_KUTIPAN_

1. Kromatografi adalah teknik pemisahan campuran didasarkan atas perbedaan distribusi dari
komponen-komponen campuran tersebut diantara dua fase, yaitu fase diam (padat atau cair) dan
fase gerak (cair atau gas).

2. KLT merupakan salah satu metode isolasi yang terjadi berdasarkan perbedaan daya
serap (adsorpsi) dan daya partisi serta kelarutan dari komponen-komponen kimia yang akan
bergerak mengikuti kepolaran eluen,

3. Keuntungan KLT yaitu ketepatan penentuan kadar baik karena komponen yang akan ditentukan
merupakan bercak yang tidak bergerak. Kerugiannya memerlukan waktu untuk menentuan sistem
eluen yang cocok.

4. Prinsip KLT yaitu pemisahan komponen-komponen berdasarkan perbedaan adsorpsi atau partisi
oleh fase diam dibawah gerakan pelarut pengembang.

5. Pembuatan lapis tipis KLT dimulai dari penyerap dituangkan diatas permukaan plat yang kondisi
bentuknya baik, biasanya digunakan plat kaca / aluminium. Ukuran yang digunakan tergantung pada
jenis dari pemisahan yang akan dilakukan dan jenis dari bejana kromatografi. Seringkali bentuk plat
kaca / aluminium dijual dengan ukuran 20 x 5 cm atau 20 x 20 cm, dua ukuran ini dianggap sebagai
“standard”.

6. Kromatogram adalah output visual yang diperoleh dari hasil pemisahan.

7. Fase diam yang digunakan dalam KLT merupakan penjerap berukuran kecil dengan diameter
partikel antara 10-30 µm (Gandjar dan Rohman, 2007). Fasa gerak/eluent yang berperan penting
pada proses elusi bagi larutan umpan (feed) untuk melewati fasa diam (adsorbent).

8. Kerja dengan KLT dimulai dari penyiapan plat, eluen dan sampel, penotolan, elusi, dan deteksi
bercak/noda.

9. Cara mendeteksi bercak ada 2 yaitu menggunakan UV dan campuran zat kimia tertentu.

10. Terdapat beberapa instrument pada kromatografi lapis tipis diantaranya adalah detector,
monokromator, absorbansi, dan transmitansi.

11. Faktor-faktor yang mempengaruhi gerakan noda dalam kromatografi lapisan tipis yang juga
mempengaruhi harga Rf adalah :

a. Struktur kimia dari senyawa yang sedang dipisahkan.

b. Sifat dari penyerap dan derajat aktifitasnya.

c. Tebal dan kerataan dari lapisan penyerap.

d. Pelarut (dan derajat kemurniannya) fase bergerak.

_DATA YANG DITAMPILKAN_
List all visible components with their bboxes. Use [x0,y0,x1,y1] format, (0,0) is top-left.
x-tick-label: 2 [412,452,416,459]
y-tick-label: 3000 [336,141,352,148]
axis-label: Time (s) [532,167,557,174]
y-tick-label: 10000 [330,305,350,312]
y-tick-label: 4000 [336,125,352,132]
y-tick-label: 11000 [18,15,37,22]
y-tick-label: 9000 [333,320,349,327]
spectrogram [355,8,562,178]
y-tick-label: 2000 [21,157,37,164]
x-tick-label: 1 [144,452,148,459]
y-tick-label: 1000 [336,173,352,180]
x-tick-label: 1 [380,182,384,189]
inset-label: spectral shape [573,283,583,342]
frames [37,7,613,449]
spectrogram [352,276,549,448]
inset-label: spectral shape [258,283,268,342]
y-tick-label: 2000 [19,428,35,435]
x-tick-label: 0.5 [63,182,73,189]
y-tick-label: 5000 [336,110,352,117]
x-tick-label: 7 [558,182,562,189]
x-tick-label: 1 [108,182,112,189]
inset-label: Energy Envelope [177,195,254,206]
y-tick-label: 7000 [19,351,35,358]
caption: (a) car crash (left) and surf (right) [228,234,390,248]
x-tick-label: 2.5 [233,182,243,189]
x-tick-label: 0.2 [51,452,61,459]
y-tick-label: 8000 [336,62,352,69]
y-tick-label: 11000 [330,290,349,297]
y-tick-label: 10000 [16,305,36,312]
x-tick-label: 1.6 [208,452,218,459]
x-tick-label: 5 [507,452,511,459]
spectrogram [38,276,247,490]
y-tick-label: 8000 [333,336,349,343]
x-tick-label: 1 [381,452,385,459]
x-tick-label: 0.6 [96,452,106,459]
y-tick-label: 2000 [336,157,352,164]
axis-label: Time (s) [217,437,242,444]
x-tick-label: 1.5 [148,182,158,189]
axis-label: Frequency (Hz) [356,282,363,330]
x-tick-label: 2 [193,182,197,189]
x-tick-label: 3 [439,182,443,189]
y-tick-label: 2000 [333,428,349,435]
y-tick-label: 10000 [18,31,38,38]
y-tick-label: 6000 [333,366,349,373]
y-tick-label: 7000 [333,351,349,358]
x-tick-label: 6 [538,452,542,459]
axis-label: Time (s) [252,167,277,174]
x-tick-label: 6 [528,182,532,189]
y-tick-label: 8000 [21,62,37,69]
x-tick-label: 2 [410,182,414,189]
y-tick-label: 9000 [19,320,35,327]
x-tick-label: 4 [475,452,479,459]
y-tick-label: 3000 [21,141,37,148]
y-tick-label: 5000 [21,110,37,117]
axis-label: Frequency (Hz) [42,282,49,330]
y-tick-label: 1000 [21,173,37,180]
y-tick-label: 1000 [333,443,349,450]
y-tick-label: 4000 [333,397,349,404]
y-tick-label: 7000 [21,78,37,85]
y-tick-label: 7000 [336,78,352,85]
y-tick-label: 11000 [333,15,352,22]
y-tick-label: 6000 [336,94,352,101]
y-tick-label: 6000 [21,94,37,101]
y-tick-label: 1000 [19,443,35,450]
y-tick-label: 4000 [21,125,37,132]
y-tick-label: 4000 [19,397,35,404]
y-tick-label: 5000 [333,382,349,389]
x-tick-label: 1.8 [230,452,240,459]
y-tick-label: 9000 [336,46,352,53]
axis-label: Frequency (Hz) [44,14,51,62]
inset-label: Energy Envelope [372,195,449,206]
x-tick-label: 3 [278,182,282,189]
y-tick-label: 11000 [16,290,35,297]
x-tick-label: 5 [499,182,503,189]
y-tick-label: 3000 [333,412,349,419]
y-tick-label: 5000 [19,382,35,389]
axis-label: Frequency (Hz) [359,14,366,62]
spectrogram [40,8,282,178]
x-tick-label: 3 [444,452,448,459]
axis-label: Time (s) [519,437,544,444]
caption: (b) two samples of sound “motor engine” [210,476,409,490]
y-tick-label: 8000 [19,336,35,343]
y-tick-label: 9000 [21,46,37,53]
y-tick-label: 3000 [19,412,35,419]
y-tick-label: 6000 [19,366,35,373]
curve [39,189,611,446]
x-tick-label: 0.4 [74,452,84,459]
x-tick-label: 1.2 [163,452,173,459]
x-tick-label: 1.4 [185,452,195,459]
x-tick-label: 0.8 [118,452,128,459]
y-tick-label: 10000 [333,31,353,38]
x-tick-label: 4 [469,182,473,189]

_BUTIR TUGAS_
Lanjutkan kutipan tentang kromatografi lapis tipis di atas, mulai tepat setelah kalimat terakhirnya.

_HASIL TUGAS_
e. Derajat kejenuhan dan uap dalam bejana pengembangan yang digunakan.

f. Teknik percobaan.

g. Jumlah cuplikan yang digunakan.

h. Suhu

i. Kesetimbangan.

12. Aplikasi KLT pada bidang pangan adalah pada penelitian analisis kualitastif pewarna rhodamin B
dalam sampel saus tomat.

14 kesimpulan dari analisis penelitian kromatografi lapis tipis dari jurnal skrining fitokimia dan
analisis kromatografi lapis tipis ekstrak tanaman patikan kebo (euphorbia hirta l.) adalah Dari
hasil profil kromatografi yang telah didapatkan, diperoleh hasil senyawa metabolit sekunder yang
positif terkandung pada ekstrak herba Patikan Kebo yaitu senyawa golongan flavonoid, steroid, tanin
dan antrakuinon. Pemisahan yang paling baik yaitu menggunakan eluen n-Heksan : Etil asetat (3:7),
karena dapat memberikan hasil pemisahan terbaik dengan 14 spot noda yang terlihat pada UV 366
nm. Dari salah satu aspek parameter spesifik yang salah satunya telah dilakukan yaitu mengetahui
senyawa metabolit sekunder secara kualitatif, maka herba Patikan Kebo yang tumbuh di Bali
berpotensi dijadikan bahan obat tradisional, namun perlu dilakukan penelitian dari aspek parameter
yang lainnya.

3.2 Saran

1. Bagi Pemerintah

Dalam rangka meningkatkan ketahanan pangan Indonesia hendaklah pemerintah memperhatikan


kualitas pangan Indonesia serta agar terus mengembangkan teknologi yang menunjang pada
penelitian dalam bidang pangan.

2. Untuk Mahasiswa

Memberikan nuansa baru dalam menambah wawasan pengetahuan yang memungkinkan mahasiswa
berkesempatan untuk memperbaiki cara dan sikap dalam memahami materi kromatografi lapis tipis.